What the exercise asks:
Take the material from its first line through the line that contains "total-label: 52,760 bbox=[362, 116, 412, 131]", and give back only those lines with "legend-swatch" swapped for "legend-marker" and everything else left as it is.

Region boundary data

........

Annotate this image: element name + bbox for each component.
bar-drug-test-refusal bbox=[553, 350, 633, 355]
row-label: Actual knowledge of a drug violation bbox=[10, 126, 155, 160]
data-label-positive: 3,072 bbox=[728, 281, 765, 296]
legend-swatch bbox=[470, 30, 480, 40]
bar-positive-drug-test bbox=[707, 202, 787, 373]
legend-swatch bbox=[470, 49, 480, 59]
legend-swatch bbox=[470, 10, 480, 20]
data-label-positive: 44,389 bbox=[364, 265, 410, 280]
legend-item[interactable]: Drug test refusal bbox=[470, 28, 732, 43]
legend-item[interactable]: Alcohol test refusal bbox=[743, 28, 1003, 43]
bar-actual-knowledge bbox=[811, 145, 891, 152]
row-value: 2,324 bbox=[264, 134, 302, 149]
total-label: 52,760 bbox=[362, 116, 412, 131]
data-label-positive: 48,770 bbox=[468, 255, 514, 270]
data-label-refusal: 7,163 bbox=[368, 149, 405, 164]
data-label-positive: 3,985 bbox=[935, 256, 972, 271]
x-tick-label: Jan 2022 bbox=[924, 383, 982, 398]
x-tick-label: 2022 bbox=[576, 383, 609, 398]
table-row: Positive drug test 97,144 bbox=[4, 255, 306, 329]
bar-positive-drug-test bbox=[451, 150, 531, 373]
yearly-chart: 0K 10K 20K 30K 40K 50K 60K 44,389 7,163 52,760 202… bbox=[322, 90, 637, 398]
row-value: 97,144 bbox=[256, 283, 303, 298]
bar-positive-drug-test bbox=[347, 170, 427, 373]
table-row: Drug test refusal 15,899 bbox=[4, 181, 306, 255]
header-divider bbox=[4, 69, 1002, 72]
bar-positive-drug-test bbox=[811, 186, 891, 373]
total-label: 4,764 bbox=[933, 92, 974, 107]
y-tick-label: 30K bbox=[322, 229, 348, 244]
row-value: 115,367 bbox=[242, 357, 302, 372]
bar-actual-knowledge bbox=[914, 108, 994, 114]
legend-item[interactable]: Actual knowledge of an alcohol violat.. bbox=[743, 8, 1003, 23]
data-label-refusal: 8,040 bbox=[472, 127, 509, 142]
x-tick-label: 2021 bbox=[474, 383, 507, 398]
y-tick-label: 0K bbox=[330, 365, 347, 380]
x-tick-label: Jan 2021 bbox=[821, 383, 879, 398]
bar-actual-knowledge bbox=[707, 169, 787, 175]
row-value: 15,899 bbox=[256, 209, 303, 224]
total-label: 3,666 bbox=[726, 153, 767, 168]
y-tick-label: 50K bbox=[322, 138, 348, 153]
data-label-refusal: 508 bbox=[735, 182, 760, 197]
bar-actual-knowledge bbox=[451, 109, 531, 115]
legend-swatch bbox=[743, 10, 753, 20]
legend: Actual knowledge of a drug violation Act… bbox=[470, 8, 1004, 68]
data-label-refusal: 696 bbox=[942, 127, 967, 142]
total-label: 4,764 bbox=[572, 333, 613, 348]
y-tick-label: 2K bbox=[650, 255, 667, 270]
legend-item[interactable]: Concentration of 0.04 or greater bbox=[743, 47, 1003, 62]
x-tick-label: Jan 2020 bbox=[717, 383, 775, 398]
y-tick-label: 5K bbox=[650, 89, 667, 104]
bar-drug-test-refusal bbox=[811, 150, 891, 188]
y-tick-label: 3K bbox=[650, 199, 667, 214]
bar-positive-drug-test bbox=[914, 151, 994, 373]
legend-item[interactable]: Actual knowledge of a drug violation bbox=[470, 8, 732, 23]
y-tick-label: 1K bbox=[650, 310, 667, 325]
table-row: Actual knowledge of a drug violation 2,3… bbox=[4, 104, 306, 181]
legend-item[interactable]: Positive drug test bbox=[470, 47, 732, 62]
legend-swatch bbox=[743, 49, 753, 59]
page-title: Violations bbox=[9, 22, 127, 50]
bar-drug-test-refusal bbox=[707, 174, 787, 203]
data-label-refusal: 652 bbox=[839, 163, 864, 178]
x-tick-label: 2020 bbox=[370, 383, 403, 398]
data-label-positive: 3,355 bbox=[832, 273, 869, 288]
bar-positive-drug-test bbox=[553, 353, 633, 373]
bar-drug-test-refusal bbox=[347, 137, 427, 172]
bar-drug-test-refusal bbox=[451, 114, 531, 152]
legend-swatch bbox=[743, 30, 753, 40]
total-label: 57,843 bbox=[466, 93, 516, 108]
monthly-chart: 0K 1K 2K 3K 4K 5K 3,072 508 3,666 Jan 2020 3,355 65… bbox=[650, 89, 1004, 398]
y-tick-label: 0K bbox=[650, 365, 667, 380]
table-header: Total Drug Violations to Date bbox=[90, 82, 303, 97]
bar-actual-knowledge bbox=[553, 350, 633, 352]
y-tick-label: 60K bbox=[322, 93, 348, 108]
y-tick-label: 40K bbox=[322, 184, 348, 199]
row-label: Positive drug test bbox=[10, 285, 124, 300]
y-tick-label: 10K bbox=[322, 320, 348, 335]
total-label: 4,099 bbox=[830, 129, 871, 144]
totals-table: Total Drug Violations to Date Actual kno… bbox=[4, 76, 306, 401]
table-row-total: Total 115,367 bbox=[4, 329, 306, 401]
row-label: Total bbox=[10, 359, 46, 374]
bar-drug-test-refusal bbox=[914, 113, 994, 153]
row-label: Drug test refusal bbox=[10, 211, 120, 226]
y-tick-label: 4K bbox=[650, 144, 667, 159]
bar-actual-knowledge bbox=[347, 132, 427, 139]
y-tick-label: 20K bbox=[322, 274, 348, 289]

........

Exercise result:
Annotate this image: element name + bbox for each component.
bar-drug-test-refusal bbox=[553, 350, 633, 355]
row-label: Actual knowledge of a drug violation bbox=[10, 126, 155, 160]
data-label-positive: 3,072 bbox=[728, 281, 765, 296]
legend-marker bbox=[470, 30, 480, 40]
bar-positive-drug-test bbox=[707, 202, 787, 373]
legend-marker bbox=[470, 49, 480, 59]
legend-marker bbox=[470, 10, 480, 20]
data-label-positive: 44,389 bbox=[364, 265, 410, 280]
legend-item[interactable]: Drug test refusal bbox=[470, 28, 732, 43]
legend-item[interactable]: Alcohol test refusal bbox=[743, 28, 1003, 43]
bar-actual-knowledge bbox=[811, 145, 891, 152]
row-value: 2,324 bbox=[264, 134, 302, 149]
total-label: 52,760 bbox=[362, 116, 412, 131]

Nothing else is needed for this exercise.